* GOAL
Locate each line in the records containing "Band". Copy it.

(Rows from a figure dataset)
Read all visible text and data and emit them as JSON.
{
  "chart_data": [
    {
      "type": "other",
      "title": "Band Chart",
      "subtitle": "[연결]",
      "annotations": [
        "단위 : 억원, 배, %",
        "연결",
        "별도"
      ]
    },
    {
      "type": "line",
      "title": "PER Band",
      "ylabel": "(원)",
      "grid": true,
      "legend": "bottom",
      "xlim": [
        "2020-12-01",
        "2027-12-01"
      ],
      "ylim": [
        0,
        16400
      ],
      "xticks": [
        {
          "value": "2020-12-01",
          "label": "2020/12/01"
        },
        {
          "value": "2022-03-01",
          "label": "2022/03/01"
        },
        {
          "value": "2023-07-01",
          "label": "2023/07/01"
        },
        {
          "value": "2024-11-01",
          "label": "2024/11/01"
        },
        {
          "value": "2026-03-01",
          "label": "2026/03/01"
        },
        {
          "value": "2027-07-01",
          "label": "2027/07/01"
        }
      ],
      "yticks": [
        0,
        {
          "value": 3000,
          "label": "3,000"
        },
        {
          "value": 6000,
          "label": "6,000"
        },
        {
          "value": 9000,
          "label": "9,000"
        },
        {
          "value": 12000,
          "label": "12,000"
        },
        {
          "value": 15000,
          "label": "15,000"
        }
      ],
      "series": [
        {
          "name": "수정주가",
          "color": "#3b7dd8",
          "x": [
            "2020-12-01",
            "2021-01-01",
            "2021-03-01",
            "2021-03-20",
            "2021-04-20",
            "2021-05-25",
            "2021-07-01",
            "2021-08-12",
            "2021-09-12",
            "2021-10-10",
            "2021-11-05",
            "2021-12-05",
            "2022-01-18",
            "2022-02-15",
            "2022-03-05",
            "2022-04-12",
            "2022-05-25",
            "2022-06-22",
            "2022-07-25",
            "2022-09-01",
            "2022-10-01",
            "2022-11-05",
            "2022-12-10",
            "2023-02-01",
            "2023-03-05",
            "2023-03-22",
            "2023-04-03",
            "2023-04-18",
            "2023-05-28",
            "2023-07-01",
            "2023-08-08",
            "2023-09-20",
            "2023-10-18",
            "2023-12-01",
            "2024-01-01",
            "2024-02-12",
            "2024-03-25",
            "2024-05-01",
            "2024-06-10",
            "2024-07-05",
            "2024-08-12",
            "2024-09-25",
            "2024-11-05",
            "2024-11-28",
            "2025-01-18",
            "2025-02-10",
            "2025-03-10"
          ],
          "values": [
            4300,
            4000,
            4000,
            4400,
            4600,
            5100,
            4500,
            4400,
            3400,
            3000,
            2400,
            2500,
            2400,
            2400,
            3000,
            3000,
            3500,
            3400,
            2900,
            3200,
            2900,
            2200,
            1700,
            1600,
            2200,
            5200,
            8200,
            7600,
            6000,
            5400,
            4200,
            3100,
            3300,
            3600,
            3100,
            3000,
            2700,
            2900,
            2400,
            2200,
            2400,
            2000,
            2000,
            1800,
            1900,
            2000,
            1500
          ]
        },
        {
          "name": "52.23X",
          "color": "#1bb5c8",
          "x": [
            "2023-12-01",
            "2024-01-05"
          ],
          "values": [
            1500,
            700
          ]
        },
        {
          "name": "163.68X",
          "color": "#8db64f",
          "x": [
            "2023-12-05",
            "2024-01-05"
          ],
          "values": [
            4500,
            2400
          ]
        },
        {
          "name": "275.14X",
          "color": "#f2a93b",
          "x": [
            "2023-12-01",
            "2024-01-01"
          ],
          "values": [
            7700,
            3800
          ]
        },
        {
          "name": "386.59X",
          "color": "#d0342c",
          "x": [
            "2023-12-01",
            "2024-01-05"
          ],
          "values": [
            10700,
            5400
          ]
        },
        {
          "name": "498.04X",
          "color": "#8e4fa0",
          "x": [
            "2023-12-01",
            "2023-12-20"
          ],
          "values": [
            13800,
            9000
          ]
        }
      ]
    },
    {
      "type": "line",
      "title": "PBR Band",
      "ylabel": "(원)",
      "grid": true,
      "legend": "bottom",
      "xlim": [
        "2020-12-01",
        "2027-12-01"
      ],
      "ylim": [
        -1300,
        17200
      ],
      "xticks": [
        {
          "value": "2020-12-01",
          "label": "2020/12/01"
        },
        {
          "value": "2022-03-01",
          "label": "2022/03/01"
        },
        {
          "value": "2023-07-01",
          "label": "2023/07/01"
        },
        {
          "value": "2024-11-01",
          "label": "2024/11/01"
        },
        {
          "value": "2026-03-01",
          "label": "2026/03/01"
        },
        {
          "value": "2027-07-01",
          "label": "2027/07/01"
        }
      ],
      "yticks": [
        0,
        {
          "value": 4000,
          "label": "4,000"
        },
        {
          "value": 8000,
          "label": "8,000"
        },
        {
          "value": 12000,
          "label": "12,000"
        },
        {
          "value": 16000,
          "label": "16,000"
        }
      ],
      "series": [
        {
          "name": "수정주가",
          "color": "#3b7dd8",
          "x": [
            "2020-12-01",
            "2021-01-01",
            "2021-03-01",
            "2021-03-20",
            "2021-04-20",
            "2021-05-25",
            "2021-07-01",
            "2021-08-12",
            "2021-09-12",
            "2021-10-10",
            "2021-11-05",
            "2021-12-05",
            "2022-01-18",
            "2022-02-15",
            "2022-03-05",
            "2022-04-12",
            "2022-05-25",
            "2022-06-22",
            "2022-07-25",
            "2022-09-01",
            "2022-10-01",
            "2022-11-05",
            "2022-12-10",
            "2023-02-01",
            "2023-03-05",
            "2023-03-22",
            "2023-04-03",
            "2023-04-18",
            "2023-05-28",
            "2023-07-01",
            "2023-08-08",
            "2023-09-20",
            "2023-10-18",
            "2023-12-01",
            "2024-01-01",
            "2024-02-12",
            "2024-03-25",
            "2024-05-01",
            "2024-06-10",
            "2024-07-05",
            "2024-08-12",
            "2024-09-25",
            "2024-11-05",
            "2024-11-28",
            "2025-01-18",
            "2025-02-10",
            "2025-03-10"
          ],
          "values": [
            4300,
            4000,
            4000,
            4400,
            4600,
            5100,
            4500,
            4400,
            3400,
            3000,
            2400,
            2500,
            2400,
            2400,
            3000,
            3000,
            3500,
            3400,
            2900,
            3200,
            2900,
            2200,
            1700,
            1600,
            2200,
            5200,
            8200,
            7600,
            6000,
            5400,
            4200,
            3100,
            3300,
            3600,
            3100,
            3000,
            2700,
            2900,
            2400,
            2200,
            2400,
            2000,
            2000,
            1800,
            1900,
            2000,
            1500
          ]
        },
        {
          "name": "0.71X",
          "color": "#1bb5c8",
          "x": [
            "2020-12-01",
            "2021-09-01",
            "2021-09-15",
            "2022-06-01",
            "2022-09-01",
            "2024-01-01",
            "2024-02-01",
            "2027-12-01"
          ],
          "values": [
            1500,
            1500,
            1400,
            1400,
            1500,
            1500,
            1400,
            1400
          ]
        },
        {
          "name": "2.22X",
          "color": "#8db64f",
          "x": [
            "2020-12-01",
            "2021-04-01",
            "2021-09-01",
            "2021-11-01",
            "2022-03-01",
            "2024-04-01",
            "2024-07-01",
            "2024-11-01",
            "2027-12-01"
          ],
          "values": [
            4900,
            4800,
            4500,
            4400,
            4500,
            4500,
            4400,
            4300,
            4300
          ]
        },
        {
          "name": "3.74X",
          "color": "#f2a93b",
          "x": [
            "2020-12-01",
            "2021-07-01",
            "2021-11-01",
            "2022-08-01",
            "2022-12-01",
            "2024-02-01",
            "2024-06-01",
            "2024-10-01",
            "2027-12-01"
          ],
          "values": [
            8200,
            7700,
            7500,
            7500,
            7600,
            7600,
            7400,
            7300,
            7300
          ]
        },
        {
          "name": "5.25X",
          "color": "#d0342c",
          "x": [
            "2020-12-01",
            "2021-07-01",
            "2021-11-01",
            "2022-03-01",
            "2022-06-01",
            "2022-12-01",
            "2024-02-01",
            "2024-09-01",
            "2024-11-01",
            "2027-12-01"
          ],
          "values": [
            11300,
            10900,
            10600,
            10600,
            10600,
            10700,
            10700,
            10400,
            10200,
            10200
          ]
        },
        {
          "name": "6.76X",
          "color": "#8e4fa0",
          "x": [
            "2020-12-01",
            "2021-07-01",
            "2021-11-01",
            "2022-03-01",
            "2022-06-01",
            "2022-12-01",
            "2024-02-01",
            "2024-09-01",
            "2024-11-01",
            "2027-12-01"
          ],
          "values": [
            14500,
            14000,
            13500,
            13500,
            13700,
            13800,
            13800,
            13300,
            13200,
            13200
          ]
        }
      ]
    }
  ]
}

* SOLUTION BELOW
      "title": "Band Chart",
      "title": "PER Band",
      "title": "PBR Band",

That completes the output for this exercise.